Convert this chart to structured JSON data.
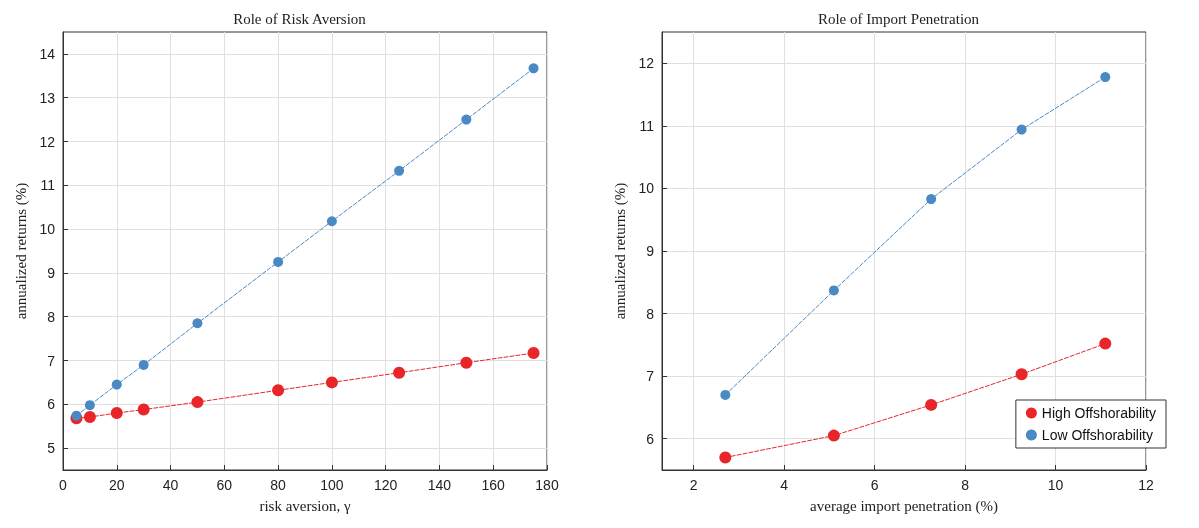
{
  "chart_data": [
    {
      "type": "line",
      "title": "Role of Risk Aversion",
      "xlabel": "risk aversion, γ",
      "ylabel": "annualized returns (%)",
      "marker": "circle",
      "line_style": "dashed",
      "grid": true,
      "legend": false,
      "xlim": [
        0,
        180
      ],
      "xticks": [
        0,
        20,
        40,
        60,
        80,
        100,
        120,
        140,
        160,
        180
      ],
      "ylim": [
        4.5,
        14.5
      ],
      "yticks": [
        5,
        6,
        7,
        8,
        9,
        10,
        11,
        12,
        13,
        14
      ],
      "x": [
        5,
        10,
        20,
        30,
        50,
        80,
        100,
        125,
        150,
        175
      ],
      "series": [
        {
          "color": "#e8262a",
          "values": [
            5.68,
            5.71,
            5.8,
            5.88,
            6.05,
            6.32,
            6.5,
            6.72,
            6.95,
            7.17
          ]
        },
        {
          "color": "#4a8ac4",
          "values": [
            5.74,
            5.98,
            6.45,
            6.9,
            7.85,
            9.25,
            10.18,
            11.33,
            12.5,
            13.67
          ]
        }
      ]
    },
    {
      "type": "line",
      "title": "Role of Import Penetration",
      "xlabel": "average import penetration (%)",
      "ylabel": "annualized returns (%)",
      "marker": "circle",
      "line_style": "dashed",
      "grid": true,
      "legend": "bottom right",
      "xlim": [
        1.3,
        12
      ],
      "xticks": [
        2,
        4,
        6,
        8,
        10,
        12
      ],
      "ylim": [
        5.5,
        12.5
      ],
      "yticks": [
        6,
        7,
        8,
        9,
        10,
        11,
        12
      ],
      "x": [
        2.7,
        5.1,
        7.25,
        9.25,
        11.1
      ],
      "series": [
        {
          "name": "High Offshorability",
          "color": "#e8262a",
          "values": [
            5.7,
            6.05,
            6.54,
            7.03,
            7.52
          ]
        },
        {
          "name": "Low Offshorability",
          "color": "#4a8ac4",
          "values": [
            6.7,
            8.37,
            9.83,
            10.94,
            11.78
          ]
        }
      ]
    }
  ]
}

:::

Aim of the exercise
Every line of the listing that holds "xlabel" is to be counted; give only the resulting number.

Written solution
2